--- Start SUPPLIED DATA ---
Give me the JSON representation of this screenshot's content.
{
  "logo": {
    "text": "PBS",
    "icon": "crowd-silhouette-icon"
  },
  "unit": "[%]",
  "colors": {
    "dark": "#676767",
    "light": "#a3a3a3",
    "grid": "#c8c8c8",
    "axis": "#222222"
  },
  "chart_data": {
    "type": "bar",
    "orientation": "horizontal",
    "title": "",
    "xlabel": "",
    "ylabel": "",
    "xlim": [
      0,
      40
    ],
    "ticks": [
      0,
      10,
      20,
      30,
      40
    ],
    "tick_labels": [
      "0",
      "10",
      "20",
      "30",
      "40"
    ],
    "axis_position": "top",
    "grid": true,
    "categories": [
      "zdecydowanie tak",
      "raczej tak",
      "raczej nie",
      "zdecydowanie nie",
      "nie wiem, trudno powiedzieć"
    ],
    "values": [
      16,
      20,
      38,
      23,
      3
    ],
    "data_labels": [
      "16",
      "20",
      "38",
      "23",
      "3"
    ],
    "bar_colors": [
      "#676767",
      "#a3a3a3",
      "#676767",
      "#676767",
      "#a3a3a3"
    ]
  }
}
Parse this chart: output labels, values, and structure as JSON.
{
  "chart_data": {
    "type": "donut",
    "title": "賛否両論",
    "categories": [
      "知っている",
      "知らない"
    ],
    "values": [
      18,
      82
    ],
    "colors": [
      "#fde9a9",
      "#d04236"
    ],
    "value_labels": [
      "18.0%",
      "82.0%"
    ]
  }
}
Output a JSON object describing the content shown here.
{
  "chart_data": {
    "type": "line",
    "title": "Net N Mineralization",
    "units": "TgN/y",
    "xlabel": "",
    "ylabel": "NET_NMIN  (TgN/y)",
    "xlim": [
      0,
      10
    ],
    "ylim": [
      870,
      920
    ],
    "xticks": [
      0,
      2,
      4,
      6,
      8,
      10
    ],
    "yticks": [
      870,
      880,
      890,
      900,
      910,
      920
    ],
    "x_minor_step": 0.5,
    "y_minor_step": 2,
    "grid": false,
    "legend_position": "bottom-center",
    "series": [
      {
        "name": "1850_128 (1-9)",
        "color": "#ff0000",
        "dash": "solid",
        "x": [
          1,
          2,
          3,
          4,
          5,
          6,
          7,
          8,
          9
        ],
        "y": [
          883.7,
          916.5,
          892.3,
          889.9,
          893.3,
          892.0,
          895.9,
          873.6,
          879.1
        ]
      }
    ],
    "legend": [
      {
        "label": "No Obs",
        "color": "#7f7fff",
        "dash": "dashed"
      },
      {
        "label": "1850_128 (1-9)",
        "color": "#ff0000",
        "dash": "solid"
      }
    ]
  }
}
--- End SUPPLIED DATA ---
* _EXERCISE AIM_:
Give back exactly the lines from the line containing "Output a JSON" to the end of the entries, and no other lines.

* _COMPLETED TASK_:
Output a JSON object describing the content shown here.
{
  "chart_data": {
    "type": "line",
    "title": "Net N Mineralization",
    "units": "TgN/y",
    "xlabel": "",
    "ylabel": "NET_NMIN  (TgN/y)",
    "xlim": [
      0,
      10
    ],
    "ylim": [
      870,
      920
    ],
    "xticks": [
      0,
      2,
      4,
      6,
      8,
      10
    ],
    "yticks": [
      870,
      880,
      890,
      900,
      910,
      920
    ],
    "x_minor_step": 0.5,
    "y_minor_step": 2,
    "grid": false,
    "legend_position": "bottom-center",
    "series": [
      {
        "name": "1850_128 (1-9)",
        "color": "#ff0000",
        "dash": "solid",
        "x": [
          1,
          2,
          3,
          4,
          5,
          6,
          7,
          8,
          9
        ],
        "y": [
          883.7,
          916.5,
          892.3,
          889.9,
          893.3,
          892.0,
          895.9,
          873.6,
          879.1
        ]
      }
    ],
    "legend": [
      {
        "label": "No Obs",
        "color": "#7f7fff",
        "dash": "dashed"
      },
      {
        "label": "1850_128 (1-9)",
        "color": "#ff0000",
        "dash": "solid"
      }
    ]
  }
}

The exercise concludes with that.